Neden Yeni Bir Sayfa Açılsın Ki?
Cumhurbaşkanı Recep Tayyip Erdoğan, Ak Parti MYK’sında Davutoğlu’na karşı oluşan teveccühün arkasında, paralel yapıya karşı tereddütsüz bir dik duruşu olmasının etkisi olduğunu söylüyor. Müstakbel Başbakan Davutoğlu, ilk konuşmasında paralel yapıyla mücadelenin kararlılıkla sürdürüleceğine vurgu yapıyor.. Erdoğan bir kez daha kameralar önüne geçiyor ve diğer bütün meselelerin yanı sıra paralel yapıyla mücadelenin ne denli önemli olduğunun altını kalın kalemle bir daha bir daha çiziyor.. Anlaşılmamışsa diye bakanlar, milletvekilleri, parti yöneticileri de her gittikleri yerde yeni dönem için iki başlık vereceklerse biri muhakkak paralel yapıyla mücadele oluyor.. Demem o ki; “durum ciddi”..
YENİ BİR SAYFA AÇMAZSANIZ..
Şimdi Ekrem Dumanlı yeni dönem için yeni bir sayfa açılması gerektiğini söylüyor dünkü yazısında.. Ve diyor ki; “… korktuğumu sanmayın, onca tehdide rağmen korkan yok, korkutma teşebbüslerine boyun eğen de yok…. ”… Peki o vakit niye yeni bir sayfa?.. Bir saniye… Ne değişti de devlet yeni bir sayfa açıyor. Yeni bir sayfa açıp da ne yapsın?.. Paralel yapıyla mücadelesini mi noktalasın?. Yoksa daha da ileri mi gitmesin?.. Bakın bu kritik soruyu sorup ortaya bırakacağım. Cevabını cemaatin tabanı araştırsın.. Özelikle 17 Aralık sonrası yazılarını ilgiyle takip ettikleri bazı isimlerin nasıl güvenli ülkelere gönderildiğini, cemaate yakın işadamlarının nasıl nedamet getiren adımlar attıklarını, 30 Mart ve 10 Ağustos’ta oluşan siyasi tabloya bakıp da cemaate yakın medyanın nasıl yeniden pozisyon almaya çalıştığını tabandakilerin net biçimde görmesi lazım.. Şimdi Zaman’ın bir numaralı ismi; “yeni bir sayfa açalım” diyorsa, bunu nasıl anlamamız lazım?.. Yazının başlığındaki “Yeni bir sayfa açmazsanız…” şeklindeki ifade üzerinden gidersek bir yere varamayız. Çünkü o tarz bir cümlenin buram buram tehdit koktuğunu söylemeye bile gerek yok.. Ama yazının içine girince sözlerin tehdit ihtiva etmediğini görüyorsunuz.. O halde yeni bir sayfa açmaktan kastedilen, operasyonların daha da ileri gitmesini önlemek olsa gerek… Başka bir şey gelmiyor aklıma… Operasyonların daha da ileri gitmesi demek, söz konusu yapının medya ayağının da, yargı ayağının da, siyasetteki ve bürokrasideki başka ayaklarının da ortaya çıkarılıp gerekenin yapılması demek.. Ve bu teklife karşılık tabanın şu soruyu sorması lazım yüksek sesle; “sabahın köründe bizi uykularımızdan uyandırıp beddua okuttuğunuz insanlarla nasıl ve neden yeni bir sayfa açıyoruz?”…
NE DEĞİŞTİ?

════════════════════

**Görev Listesi**
- 1) Paralel yapı konulu yazıda "Neden Yeni Bir Sayfa Açılsın" ifadesinden başlayıp "BİR SAYFA AÇMAZSANIZ.." ifadesine kadar uzanan bölümü, her iki ifade de dâhil olmak üzere, aynen yineleyin.
- 2) Paralel yapıyla mücadeleyi ele alan yazıyı, metnin son cümlesinden sonrasını yazarak sürdürün.
Aşağıdaki satırların bu yazıyla herhangi bir ilgisi bulunmamaktadır.

**Koleksiyon girdileri**
════════════════════

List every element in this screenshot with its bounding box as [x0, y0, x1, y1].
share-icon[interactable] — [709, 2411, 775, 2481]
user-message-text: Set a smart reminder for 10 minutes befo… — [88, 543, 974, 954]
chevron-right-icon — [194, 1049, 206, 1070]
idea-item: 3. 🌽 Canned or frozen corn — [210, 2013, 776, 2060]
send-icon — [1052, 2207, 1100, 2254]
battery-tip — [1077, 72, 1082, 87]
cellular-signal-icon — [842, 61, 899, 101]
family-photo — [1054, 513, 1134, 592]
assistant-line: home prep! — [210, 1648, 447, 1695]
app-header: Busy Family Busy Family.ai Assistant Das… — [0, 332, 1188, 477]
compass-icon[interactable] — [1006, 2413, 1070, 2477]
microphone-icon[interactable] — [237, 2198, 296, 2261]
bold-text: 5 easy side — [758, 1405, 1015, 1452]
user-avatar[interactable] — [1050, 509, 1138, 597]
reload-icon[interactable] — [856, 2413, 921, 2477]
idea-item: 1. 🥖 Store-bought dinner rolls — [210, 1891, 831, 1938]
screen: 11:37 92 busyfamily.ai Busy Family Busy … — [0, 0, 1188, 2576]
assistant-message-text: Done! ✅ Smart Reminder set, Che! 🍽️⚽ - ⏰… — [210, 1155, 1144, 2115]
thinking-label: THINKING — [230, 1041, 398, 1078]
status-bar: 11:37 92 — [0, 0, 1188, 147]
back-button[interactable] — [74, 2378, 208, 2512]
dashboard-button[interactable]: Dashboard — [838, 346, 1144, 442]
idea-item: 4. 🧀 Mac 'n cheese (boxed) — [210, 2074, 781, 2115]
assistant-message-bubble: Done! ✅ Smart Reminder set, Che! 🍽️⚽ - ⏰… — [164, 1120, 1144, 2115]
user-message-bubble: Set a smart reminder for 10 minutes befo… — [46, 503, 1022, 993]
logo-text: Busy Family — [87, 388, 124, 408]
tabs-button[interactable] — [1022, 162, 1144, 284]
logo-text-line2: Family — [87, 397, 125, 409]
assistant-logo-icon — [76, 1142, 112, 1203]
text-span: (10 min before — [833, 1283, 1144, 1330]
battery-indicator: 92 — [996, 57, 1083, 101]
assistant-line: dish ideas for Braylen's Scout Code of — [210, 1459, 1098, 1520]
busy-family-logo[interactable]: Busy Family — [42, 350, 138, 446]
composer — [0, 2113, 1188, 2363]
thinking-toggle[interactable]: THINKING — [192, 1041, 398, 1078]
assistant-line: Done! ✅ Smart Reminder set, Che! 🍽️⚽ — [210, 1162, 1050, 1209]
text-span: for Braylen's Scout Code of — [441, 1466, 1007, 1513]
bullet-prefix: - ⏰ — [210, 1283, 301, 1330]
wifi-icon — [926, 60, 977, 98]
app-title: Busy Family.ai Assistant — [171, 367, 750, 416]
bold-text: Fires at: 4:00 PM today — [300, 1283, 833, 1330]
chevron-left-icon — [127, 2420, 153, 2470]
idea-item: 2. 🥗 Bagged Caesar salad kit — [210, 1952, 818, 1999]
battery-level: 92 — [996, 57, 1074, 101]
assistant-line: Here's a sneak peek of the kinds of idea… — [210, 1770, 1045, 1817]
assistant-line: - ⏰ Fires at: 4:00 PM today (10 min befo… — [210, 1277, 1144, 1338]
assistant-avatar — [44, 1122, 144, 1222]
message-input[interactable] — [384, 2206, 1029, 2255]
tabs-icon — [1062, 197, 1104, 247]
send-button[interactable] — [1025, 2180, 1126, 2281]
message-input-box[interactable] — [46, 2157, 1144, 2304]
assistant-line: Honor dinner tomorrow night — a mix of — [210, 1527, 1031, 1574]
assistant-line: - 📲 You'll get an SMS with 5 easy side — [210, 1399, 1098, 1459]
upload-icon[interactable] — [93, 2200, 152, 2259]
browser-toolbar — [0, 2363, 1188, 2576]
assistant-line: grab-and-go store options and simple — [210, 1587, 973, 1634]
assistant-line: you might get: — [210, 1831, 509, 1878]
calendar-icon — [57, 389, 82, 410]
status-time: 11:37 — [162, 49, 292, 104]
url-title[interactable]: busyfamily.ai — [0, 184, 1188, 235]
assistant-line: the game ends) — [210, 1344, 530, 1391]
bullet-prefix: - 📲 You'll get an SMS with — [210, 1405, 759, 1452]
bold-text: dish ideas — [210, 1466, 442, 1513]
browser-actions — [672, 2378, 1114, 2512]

════════════════════

**Görev Yanıtları**
- 1)
Neden Yeni Bir Sayfa Açılsın Ki?
Cumhurbaşkanı Recep Tayyip Erdoğan, Ak Parti MYK’sında Davutoğlu’na karşı oluşan teveccühün arkasında, paralel yapıya karşı tereddütsüz bir dik duruşu olmasının etkisi olduğunu söylüyor. Müstakbel Başbakan Davutoğlu, ilk konuşmasında paralel yapıyla mücadelenin kararlılıkla sürdürüleceğine vurgu yapıyor.. Erdoğan bir kez daha kameralar önüne geçiyor ve diğer bütün meselelerin yanı sıra paralel yapıyla mücadelenin ne denli önemli olduğunun altını kalın kalemle bir daha bir daha çiziyor.. Anlaşılmamışsa diye bakanlar, milletvekilleri, parti yöneticileri de her gittikleri yerde yeni dönem için iki başlık vereceklerse biri muhakkak paralel yapıyla mücadele oluyor.. Demem o ki; “durum ciddi”..
YENİ BİR SAYFA AÇMAZSANIZ..

- 2)
Bu taraftan manzara böyle.. Geçelim karşı tarafa… Aynı soruyu bir de karşıdan soralım… Emniyet ve yargı içindeki cuntayı merkeze alan soruşturmalar başladığında bu sadece emniyet ve yargı içindeki cuntaya yönelik bir soruşturma olarak kalabilirdi.. Hatta söylendiği gibi “bu insanların binde birini bile tanımıyorum” çizgisindeki politikada ısrar edilebilseydi, süreç bambaşka bir tarafa doğru evrilebilirdi.. Ama öyle olmadı.. “Binde birini bile tanımıyorum”dan, “Medrese-i Yusufiye’de olanlara binler selam olsun” noktasına geldi iş. Geçmiş olsun..
MÜNAFIK MESELESİ
Mesela ne dedi Bülent Arınç?.. “Özür dilesinler, nedamet etsinler kurtulsunlar.” Bu da darbeye birinci derecede muhatap olmuş kişiler için, örneğin Erdoğan için, ailesi için, ülkenin prestij projelerinin müteahhidi olan işadamları için kabul edilebilecek bir şey değil. Hele hele bir kumpas sonucu içeri girmiş, haksız yere yıllarca yatmış, itibarı sarsılmış komutanlar için… Ama nedir?. Bir formüldür. Nasıl yankı buldu peki?. “Bir mümin münafıktan özür dilemez” şeklinde yankı buldu.. Şimdi bu metafor (metafor diyelim geçelim) ortada dururken sormaz mı birileri; “neden yeni bir sayfa açıyoruz” diye.. Kalın sağlıcakla.